Aim: Go through the listing below and list every line with "fichier".

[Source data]
^^^^^^^^^^^^^^^^
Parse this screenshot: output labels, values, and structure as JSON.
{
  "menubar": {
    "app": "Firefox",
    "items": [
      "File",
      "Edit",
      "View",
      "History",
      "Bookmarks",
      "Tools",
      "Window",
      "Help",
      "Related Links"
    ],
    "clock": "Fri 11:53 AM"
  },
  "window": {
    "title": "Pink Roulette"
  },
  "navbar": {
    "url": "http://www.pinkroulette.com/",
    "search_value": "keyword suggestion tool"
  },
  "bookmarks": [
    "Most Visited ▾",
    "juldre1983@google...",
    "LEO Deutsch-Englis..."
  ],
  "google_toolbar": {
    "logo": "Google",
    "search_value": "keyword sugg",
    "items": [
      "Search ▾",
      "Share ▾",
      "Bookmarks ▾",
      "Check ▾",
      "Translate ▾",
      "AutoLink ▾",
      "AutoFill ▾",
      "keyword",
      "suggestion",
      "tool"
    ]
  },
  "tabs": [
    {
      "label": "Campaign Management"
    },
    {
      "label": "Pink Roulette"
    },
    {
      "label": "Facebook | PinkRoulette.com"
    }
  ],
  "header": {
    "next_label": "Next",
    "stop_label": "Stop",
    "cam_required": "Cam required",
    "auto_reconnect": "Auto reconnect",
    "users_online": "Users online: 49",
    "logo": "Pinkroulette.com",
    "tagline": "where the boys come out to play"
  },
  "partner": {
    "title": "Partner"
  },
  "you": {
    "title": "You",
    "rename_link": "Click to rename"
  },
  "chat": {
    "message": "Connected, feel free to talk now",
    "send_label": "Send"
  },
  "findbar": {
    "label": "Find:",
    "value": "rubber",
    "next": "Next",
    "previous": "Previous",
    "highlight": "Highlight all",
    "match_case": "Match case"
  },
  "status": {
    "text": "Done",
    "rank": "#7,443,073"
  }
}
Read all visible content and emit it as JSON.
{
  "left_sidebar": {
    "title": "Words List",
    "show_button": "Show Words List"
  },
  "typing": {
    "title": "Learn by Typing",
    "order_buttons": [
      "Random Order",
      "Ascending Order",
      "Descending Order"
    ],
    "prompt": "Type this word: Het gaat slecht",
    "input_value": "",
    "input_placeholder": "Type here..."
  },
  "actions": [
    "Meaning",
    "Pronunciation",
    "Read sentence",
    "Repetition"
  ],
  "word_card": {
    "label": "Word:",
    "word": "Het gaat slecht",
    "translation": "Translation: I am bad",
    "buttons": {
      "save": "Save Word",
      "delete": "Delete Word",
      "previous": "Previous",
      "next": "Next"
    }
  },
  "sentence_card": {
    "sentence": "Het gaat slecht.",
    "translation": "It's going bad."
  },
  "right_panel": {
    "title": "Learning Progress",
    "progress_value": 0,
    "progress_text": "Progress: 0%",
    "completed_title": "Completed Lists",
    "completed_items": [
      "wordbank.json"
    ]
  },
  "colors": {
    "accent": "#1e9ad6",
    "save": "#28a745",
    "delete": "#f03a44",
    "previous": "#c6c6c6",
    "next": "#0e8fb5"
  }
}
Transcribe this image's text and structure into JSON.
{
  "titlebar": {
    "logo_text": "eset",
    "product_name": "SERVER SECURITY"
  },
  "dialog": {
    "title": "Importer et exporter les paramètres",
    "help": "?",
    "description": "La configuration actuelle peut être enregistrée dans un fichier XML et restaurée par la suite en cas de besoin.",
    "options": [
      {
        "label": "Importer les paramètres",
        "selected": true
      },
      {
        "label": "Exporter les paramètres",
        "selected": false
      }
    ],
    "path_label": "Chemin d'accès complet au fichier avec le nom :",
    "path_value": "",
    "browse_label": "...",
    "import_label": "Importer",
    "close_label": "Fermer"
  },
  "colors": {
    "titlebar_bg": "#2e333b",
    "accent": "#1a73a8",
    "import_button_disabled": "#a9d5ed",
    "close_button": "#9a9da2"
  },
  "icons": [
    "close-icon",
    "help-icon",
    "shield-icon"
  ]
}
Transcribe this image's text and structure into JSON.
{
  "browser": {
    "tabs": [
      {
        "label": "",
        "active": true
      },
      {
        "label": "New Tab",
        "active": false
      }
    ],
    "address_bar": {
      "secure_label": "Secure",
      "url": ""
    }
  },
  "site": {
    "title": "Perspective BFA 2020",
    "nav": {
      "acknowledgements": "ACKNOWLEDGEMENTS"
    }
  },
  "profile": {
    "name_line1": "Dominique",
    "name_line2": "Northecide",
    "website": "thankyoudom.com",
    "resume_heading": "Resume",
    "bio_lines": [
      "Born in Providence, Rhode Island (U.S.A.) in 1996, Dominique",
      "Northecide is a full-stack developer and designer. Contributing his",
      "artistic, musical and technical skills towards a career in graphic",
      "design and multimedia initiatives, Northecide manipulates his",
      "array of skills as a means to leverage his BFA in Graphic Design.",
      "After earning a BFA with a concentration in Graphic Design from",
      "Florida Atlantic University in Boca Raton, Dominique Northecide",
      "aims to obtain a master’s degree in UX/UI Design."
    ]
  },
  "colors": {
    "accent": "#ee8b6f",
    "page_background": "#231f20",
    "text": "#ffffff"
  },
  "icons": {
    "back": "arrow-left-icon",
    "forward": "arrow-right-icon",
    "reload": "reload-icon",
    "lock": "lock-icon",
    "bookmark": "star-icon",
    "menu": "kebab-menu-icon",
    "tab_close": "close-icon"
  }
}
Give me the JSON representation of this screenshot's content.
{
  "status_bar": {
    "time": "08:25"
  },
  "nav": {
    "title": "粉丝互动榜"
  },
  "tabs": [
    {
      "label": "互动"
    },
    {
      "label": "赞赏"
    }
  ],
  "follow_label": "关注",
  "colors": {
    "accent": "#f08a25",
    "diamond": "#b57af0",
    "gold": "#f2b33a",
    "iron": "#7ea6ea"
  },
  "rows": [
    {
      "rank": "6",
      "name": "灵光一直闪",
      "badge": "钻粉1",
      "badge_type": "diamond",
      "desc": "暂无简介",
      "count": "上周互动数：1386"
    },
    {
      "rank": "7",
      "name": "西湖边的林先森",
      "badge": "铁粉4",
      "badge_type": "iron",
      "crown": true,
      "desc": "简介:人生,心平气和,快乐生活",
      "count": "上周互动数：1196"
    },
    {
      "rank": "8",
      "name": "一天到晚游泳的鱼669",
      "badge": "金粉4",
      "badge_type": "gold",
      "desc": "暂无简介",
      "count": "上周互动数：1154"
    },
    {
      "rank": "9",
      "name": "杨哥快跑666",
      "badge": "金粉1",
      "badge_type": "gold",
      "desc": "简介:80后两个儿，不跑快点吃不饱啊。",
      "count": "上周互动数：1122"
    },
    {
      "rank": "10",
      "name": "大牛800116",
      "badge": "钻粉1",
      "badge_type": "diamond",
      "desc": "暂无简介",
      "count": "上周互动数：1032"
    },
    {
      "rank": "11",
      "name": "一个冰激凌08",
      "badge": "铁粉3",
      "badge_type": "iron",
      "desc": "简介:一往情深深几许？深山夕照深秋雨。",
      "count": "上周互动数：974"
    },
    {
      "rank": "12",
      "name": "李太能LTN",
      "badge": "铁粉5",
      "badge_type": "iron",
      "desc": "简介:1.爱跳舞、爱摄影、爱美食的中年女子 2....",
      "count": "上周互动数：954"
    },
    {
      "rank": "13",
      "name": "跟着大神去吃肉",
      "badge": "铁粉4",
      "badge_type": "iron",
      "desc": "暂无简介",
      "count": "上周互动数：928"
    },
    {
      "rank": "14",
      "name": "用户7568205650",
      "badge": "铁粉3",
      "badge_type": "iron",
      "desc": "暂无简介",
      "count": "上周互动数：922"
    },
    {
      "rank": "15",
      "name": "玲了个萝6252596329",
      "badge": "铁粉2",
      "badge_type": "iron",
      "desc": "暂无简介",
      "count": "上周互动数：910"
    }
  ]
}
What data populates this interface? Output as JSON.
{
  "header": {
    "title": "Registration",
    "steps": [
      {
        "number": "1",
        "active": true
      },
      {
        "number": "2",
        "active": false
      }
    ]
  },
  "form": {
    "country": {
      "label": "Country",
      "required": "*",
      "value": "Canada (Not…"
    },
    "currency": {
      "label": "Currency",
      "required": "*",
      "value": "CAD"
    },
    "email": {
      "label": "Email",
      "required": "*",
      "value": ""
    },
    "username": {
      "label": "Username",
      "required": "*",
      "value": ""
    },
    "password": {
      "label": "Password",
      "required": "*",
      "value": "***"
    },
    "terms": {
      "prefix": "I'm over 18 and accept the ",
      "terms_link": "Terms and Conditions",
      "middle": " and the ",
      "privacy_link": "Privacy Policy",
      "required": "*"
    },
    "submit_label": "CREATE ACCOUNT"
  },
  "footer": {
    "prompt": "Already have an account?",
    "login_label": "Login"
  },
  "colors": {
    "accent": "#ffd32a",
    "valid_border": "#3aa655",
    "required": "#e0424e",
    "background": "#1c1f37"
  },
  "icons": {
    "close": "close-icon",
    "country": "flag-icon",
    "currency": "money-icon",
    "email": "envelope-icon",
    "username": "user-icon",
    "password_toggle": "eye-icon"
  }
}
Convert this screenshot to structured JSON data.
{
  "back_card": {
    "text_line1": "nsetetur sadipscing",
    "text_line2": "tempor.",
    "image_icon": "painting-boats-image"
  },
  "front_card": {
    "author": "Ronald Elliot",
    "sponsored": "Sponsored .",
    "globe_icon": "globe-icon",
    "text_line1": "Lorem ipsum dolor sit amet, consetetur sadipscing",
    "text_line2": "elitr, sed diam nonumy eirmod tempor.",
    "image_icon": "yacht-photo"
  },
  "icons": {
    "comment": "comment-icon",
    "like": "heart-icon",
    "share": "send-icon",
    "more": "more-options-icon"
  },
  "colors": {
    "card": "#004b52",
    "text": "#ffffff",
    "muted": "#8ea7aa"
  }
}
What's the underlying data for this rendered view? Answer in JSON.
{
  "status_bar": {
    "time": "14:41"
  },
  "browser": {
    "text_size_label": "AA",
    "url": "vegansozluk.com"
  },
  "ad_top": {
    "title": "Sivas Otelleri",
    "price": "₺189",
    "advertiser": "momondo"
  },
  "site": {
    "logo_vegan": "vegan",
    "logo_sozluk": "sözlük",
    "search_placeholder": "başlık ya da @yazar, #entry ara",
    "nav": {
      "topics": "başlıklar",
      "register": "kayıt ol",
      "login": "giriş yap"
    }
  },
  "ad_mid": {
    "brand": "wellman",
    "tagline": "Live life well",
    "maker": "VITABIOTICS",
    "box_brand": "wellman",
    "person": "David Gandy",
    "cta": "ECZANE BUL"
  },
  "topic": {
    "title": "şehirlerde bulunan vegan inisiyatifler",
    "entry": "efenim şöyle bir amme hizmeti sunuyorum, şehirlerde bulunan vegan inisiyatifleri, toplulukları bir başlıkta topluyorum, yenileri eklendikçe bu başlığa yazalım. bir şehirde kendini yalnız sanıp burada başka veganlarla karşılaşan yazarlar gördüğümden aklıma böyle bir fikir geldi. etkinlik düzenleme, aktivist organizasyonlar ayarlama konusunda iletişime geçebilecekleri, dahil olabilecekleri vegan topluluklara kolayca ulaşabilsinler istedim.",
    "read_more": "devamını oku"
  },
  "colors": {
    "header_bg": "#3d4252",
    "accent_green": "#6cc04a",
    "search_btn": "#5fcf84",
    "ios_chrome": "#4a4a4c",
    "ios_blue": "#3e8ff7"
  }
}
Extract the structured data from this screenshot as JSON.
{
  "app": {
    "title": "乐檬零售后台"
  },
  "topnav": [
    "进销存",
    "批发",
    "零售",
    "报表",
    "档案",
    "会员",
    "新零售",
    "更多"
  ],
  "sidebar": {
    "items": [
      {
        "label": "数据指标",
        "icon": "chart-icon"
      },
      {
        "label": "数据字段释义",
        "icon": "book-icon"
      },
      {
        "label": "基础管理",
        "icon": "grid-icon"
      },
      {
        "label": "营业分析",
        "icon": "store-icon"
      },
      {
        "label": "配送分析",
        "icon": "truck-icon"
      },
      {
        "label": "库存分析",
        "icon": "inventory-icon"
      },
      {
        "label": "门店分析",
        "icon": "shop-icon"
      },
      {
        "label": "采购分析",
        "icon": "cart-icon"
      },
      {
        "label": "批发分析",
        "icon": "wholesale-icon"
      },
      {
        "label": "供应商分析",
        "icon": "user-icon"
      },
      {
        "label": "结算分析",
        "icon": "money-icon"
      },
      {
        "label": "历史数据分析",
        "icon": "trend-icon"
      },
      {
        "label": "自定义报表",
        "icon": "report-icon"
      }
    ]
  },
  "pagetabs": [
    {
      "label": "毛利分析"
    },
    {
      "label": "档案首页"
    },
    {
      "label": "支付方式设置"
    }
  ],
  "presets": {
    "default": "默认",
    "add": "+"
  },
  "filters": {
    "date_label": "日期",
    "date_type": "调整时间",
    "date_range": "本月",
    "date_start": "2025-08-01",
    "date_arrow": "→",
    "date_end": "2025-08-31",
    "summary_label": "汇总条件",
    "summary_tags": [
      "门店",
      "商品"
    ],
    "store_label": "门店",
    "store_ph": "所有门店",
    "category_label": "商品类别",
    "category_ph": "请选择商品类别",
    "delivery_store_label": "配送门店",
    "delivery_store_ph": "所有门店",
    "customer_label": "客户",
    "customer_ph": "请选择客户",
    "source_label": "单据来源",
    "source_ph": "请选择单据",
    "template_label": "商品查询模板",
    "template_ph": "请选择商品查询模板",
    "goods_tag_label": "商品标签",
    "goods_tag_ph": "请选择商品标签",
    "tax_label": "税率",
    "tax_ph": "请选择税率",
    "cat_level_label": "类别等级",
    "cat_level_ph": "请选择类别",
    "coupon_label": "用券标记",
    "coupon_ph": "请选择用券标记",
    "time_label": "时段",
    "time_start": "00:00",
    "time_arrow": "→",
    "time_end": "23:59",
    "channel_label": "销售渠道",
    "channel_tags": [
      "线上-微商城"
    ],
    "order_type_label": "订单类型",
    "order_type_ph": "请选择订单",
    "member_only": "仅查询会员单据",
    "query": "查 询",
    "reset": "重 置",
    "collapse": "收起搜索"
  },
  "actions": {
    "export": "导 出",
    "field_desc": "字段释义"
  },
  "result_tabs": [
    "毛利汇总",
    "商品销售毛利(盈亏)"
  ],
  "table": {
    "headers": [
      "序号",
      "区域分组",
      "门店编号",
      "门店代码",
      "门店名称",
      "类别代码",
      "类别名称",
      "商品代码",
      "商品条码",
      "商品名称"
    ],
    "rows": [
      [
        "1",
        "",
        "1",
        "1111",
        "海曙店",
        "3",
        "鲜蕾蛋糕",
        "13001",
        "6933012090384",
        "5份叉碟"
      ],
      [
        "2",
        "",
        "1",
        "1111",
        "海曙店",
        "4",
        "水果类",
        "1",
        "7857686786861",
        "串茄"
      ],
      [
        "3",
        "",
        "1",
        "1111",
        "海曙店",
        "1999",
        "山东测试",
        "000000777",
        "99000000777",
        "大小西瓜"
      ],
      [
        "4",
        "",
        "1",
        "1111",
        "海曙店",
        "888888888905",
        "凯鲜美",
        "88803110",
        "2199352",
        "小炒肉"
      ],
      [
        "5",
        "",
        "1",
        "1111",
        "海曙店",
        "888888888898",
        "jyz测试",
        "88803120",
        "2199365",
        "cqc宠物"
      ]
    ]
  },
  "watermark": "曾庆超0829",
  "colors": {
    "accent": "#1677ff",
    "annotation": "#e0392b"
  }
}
^^^^^^^^^^^^^^^^
Full answer:
    "description": "La configuration actuelle peut être enregistrée dans un fichier XML et restaurée par la suite en cas de besoin.",
    "path_label": "Chemin d'accès complet au fichier avec le nom :",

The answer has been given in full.